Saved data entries
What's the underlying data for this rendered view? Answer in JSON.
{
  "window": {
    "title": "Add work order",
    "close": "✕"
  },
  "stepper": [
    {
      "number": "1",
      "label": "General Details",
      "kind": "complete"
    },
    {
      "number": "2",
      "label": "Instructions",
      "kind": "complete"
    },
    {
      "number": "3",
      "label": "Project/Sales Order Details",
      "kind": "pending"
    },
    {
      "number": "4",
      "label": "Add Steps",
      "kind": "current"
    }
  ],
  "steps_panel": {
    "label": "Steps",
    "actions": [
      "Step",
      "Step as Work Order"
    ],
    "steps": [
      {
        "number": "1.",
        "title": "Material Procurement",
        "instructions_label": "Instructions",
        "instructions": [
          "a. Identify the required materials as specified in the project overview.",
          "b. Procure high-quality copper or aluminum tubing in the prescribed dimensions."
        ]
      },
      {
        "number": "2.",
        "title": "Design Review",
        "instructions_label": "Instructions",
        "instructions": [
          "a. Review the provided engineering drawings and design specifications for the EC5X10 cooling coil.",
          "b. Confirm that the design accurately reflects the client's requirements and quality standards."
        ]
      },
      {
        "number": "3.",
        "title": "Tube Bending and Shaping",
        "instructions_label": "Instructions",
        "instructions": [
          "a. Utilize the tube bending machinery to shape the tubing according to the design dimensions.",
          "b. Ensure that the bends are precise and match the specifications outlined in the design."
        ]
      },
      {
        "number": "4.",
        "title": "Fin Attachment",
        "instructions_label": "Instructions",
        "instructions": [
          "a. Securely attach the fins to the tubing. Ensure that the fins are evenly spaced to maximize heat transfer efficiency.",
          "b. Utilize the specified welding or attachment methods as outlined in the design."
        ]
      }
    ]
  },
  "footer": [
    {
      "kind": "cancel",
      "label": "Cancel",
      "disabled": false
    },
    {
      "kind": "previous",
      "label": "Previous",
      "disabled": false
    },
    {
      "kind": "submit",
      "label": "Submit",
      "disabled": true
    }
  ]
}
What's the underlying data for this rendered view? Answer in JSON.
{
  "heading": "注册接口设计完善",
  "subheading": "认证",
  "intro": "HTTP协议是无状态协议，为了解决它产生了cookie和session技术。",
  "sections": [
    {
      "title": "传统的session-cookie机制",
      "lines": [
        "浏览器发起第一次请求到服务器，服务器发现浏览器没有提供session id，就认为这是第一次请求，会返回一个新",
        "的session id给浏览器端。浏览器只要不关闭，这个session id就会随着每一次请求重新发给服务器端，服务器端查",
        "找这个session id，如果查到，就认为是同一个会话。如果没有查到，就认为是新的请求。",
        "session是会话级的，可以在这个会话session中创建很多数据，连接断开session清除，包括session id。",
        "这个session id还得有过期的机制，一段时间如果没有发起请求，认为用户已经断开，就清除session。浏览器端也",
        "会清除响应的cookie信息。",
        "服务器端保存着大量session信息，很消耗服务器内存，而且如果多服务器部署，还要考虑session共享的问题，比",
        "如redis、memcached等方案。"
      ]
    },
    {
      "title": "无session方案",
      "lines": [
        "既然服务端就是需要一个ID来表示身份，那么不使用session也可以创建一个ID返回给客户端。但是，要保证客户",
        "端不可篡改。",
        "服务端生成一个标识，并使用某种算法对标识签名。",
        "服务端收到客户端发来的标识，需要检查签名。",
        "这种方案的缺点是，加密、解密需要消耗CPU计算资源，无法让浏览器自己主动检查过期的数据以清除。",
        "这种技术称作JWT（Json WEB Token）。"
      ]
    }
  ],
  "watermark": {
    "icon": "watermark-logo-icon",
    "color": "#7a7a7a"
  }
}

--- Description of the task ---
Pick out the lines above that hold the string "Details" and show them.

--- The response ---
      "label": "General Details",
      "label": "Project/Sales Order Details",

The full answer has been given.